> **Aim of the task**
Restate the full set of records exactly, without adding or dropping a word.

> **Recorded information**
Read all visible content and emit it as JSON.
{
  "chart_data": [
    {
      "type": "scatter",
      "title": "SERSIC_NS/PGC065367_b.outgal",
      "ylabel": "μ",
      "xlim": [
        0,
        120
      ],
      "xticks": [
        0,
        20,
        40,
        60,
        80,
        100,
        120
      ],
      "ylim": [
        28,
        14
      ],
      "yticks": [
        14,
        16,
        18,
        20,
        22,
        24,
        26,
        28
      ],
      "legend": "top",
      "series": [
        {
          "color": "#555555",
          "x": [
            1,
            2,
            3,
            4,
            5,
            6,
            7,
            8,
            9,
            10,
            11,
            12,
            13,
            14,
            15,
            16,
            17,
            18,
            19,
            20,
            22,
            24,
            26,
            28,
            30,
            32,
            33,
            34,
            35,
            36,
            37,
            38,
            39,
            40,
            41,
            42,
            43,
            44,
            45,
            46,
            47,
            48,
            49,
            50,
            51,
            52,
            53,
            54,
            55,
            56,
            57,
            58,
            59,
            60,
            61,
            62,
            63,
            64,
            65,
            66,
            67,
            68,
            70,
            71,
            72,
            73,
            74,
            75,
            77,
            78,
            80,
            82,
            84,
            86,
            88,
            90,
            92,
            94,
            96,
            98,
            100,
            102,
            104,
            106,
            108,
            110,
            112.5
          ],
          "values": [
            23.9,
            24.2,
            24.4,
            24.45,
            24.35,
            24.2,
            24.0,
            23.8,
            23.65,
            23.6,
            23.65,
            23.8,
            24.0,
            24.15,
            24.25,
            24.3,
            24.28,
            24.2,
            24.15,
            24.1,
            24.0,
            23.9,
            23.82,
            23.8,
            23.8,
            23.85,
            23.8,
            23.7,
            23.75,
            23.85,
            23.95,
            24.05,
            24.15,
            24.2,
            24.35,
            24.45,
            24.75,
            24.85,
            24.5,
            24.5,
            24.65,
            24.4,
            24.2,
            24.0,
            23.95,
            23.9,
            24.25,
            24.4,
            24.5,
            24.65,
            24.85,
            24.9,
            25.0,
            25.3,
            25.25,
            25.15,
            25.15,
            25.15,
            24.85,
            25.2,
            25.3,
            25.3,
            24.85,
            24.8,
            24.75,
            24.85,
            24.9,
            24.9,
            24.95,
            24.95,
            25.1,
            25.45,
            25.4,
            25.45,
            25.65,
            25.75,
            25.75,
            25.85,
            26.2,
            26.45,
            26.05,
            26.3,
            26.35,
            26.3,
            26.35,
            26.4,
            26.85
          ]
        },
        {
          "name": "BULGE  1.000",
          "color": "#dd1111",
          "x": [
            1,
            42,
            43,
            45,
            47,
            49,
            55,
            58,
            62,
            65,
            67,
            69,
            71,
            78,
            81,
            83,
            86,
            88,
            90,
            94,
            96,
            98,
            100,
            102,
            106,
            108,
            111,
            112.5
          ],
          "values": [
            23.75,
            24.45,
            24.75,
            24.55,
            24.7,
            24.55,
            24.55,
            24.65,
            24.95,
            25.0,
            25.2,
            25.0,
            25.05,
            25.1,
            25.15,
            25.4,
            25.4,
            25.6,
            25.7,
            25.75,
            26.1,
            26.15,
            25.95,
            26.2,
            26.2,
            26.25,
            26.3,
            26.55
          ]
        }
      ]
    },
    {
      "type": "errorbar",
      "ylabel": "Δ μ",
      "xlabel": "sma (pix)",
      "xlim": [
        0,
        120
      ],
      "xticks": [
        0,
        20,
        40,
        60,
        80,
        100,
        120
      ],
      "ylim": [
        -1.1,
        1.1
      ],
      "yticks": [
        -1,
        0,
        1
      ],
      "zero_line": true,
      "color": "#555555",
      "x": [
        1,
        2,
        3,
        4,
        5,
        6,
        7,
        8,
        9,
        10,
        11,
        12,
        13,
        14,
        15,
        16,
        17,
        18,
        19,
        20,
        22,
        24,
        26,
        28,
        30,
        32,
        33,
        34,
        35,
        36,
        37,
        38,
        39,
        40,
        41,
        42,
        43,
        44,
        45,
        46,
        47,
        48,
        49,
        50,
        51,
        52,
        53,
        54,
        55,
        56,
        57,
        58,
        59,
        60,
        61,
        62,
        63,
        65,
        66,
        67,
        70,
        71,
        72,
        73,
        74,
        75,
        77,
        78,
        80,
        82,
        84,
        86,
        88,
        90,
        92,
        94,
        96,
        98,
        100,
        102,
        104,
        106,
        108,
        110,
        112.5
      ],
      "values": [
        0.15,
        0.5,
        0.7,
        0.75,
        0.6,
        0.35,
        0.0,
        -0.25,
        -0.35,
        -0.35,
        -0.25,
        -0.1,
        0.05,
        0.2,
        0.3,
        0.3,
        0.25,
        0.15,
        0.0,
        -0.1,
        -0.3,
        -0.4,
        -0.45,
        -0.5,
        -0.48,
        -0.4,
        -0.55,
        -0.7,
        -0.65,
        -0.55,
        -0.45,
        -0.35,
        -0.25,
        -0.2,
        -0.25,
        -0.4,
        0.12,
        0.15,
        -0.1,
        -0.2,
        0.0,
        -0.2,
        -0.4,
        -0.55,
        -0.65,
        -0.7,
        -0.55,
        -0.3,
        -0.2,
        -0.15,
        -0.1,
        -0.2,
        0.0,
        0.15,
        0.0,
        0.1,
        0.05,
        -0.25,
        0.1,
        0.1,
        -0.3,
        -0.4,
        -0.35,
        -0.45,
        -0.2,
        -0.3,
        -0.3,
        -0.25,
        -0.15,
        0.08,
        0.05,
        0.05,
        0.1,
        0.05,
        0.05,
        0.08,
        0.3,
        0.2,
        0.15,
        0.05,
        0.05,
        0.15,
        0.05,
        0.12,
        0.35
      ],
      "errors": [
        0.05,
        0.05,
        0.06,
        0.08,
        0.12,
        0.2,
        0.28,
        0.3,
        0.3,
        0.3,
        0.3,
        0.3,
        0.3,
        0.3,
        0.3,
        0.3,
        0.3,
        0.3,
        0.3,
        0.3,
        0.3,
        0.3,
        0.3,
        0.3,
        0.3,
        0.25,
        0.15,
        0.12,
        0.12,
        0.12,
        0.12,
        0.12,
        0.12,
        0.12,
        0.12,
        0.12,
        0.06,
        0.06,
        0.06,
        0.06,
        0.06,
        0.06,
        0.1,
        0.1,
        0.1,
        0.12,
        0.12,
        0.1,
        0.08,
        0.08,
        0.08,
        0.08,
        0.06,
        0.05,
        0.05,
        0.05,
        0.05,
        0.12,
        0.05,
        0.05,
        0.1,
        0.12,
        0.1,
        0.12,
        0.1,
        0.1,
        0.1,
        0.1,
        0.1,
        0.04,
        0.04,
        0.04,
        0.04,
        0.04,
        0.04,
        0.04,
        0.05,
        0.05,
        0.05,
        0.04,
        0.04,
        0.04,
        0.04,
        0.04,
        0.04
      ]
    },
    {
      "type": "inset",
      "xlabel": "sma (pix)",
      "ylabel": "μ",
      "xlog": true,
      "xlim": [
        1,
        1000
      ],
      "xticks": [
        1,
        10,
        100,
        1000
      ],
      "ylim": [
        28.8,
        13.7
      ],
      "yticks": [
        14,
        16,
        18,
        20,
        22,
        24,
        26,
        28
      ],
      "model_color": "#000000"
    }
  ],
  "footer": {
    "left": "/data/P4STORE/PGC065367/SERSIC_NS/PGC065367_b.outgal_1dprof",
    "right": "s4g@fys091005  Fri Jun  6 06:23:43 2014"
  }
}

> **The output**
Read all visible content and emit it as JSON.
{
  "chart_data": [
    {
      "type": "scatter",
      "title": "SERSIC_NS/PGC065367_b.outgal",
      "ylabel": "μ",
      "xlim": [
        0,
        120
      ],
      "xticks": [
        0,
        20,
        40,
        60,
        80,
        100,
        120
      ],
      "ylim": [
        28,
        14
      ],
      "yticks": [
        14,
        16,
        18,
        20,
        22,
        24,
        26,
        28
      ],
      "legend": "top",
      "series": [
        {
          "color": "#555555",
          "x": [
            1,
            2,
            3,
            4,
            5,
            6,
            7,
            8,
            9,
            10,
            11,
            12,
            13,
            14,
            15,
            16,
            17,
            18,
            19,
            20,
            22,
            24,
            26,
            28,
            30,
            32,
            33,
            34,
            35,
            36,
            37,
            38,
            39,
            40,
            41,
            42,
            43,
            44,
            45,
            46,
            47,
            48,
            49,
            50,
            51,
            52,
            53,
            54,
            55,
            56,
            57,
            58,
            59,
            60,
            61,
            62,
            63,
            64,
            65,
            66,
            67,
            68,
            70,
            71,
            72,
            73,
            74,
            75,
            77,
            78,
            80,
            82,
            84,
            86,
            88,
            90,
            92,
            94,
            96,
            98,
            100,
            102,
            104,
            106,
            108,
            110,
            112.5
          ],
          "values": [
            23.9,
            24.2,
            24.4,
            24.45,
            24.35,
            24.2,
            24.0,
            23.8,
            23.65,
            23.6,
            23.65,
            23.8,
            24.0,
            24.15,
            24.25,
            24.3,
            24.28,
            24.2,
            24.15,
            24.1,
            24.0,
            23.9,
            23.82,
            23.8,
            23.8,
            23.85,
            23.8,
            23.7,
            23.75,
            23.85,
            23.95,
            24.05,
            24.15,
            24.2,
            24.35,
            24.45,
            24.75,
            24.85,
            24.5,
            24.5,
            24.65,
            24.4,
            24.2,
            24.0,
            23.95,
            23.9,
            24.25,
            24.4,
            24.5,
            24.65,
            24.85,
            24.9,
            25.0,
            25.3,
            25.25,
            25.15,
            25.15,
            25.15,
            24.85,
            25.2,
            25.3,
            25.3,
            24.85,
            24.8,
            24.75,
            24.85,
            24.9,
            24.9,
            24.95,
            24.95,
            25.1,
            25.45,
            25.4,
            25.45,
            25.65,
            25.75,
            25.75,
            25.85,
            26.2,
            26.45,
            26.05,
            26.3,
            26.35,
            26.3,
            26.35,
            26.4,
            26.85
          ]
        },
        {
          "name": "BULGE  1.000",
          "color": "#dd1111",
          "x": [
            1,
            42,
            43,
            45,
            47,
            49,
            55,
            58,
            62,
            65,
            67,
            69,
            71,
            78,
            81,
            83,
            86,
            88,
            90,
            94,
            96,
            98,
            100,
            102,
            106,
            108,
            111,
            112.5
          ],
          "values": [
            23.75,
            24.45,
            24.75,
            24.55,
            24.7,
            24.55,
            24.55,
            24.65,
            24.95,
            25.0,
            25.2,
            25.0,
            25.05,
            25.1,
            25.15,
            25.4,
            25.4,
            25.6,
            25.7,
            25.75,
            26.1,
            26.15,
            25.95,
            26.2,
            26.2,
            26.25,
            26.3,
            26.55
          ]
        }
      ]
    },
    {
      "type": "errorbar",
      "ylabel": "Δ μ",
      "xlabel": "sma (pix)",
      "xlim": [
        0,
        120
      ],
      "xticks": [
        0,
        20,
        40,
        60,
        80,
        100,
        120
      ],
      "ylim": [
        -1.1,
        1.1
      ],
      "yticks": [
        -1,
        0,
        1
      ],
      "zero_line": true,
      "color": "#555555",
      "x": [
        1,
        2,
        3,
        4,
        5,
        6,
        7,
        8,
        9,
        10,
        11,
        12,
        13,
        14,
        15,
        16,
        17,
        18,
        19,
        20,
        22,
        24,
        26,
        28,
        30,
        32,
        33,
        34,
        35,
        36,
        37,
        38,
        39,
        40,
        41,
        42,
        43,
        44,
        45,
        46,
        47,
        48,
        49,
        50,
        51,
        52,
        53,
        54,
        55,
        56,
        57,
        58,
        59,
        60,
        61,
        62,
        63,
        65,
        66,
        67,
        70,
        71,
        72,
        73,
        74,
        75,
        77,
        78,
        80,
        82,
        84,
        86,
        88,
        90,
        92,
        94,
        96,
        98,
        100,
        102,
        104,
        106,
        108,
        110,
        112.5
      ],
      "values": [
        0.15,
        0.5,
        0.7,
        0.75,
        0.6,
        0.35,
        0.0,
        -0.25,
        -0.35,
        -0.35,
        -0.25,
        -0.1,
        0.05,
        0.2,
        0.3,
        0.3,
        0.25,
        0.15,
        0.0,
        -0.1,
        -0.3,
        -0.4,
        -0.45,
        -0.5,
        -0.48,
        -0.4,
        -0.55,
        -0.7,
        -0.65,
        -0.55,
        -0.45,
        -0.35,
        -0.25,
        -0.2,
        -0.25,
        -0.4,
        0.12,
        0.15,
        -0.1,
        -0.2,
        0.0,
        -0.2,
        -0.4,
        -0.55,
        -0.65,
        -0.7,
        -0.55,
        -0.3,
        -0.2,
        -0.15,
        -0.1,
        -0.2,
        0.0,
        0.15,
        0.0,
        0.1,
        0.05,
        -0.25,
        0.1,
        0.1,
        -0.3,
        -0.4,
        -0.35,
        -0.45,
        -0.2,
        -0.3,
        -0.3,
        -0.25,
        -0.15,
        0.08,
        0.05,
        0.05,
        0.1,
        0.05,
        0.05,
        0.08,
        0.3,
        0.2,
        0.15,
        0.05,
        0.05,
        0.15,
        0.05,
        0.12,
        0.35
      ],
      "errors": [
        0.05,
        0.05,
        0.06,
        0.08,
        0.12,
        0.2,
        0.28,
        0.3,
        0.3,
        0.3,
        0.3,
        0.3,
        0.3,
        0.3,
        0.3,
        0.3,
        0.3,
        0.3,
        0.3,
        0.3,
        0.3,
        0.3,
        0.3,
        0.3,
        0.3,
        0.25,
        0.15,
        0.12,
        0.12,
        0.12,
        0.12,
        0.12,
        0.12,
        0.12,
        0.12,
        0.12,
        0.06,
        0.06,
        0.06,
        0.06,
        0.06,
        0.06,
        0.1,
        0.1,
        0.1,
        0.12,
        0.12,
        0.1,
        0.08,
        0.08,
        0.08,
        0.08,
        0.06,
        0.05,
        0.05,
        0.05,
        0.05,
        0.12,
        0.05,
        0.05,
        0.1,
        0.12,
        0.1,
        0.12,
        0.1,
        0.1,
        0.1,
        0.1,
        0.1,
        0.04,
        0.04,
        0.04,
        0.04,
        0.04,
        0.04,
        0.04,
        0.05,
        0.05,
        0.05,
        0.04,
        0.04,
        0.04,
        0.04,
        0.04,
        0.04
      ]
    },
    {
      "type": "inset",
      "xlabel": "sma (pix)",
      "ylabel": "μ",
      "xlog": true,
      "xlim": [
        1,
        1000
      ],
      "xticks": [
        1,
        10,
        100,
        1000
      ],
      "ylim": [
        28.8,
        13.7
      ],
      "yticks": [
        14,
        16,
        18,
        20,
        22,
        24,
        26,
        28
      ],
      "model_color": "#000000"
    }
  ],
  "footer": {
    "left": "/data/P4STORE/PGC065367/SERSIC_NS/PGC065367_b.outgal_1dprof",
    "right": "s4g@fys091005  Fri Jun  6 06:23:43 2014"
  }
}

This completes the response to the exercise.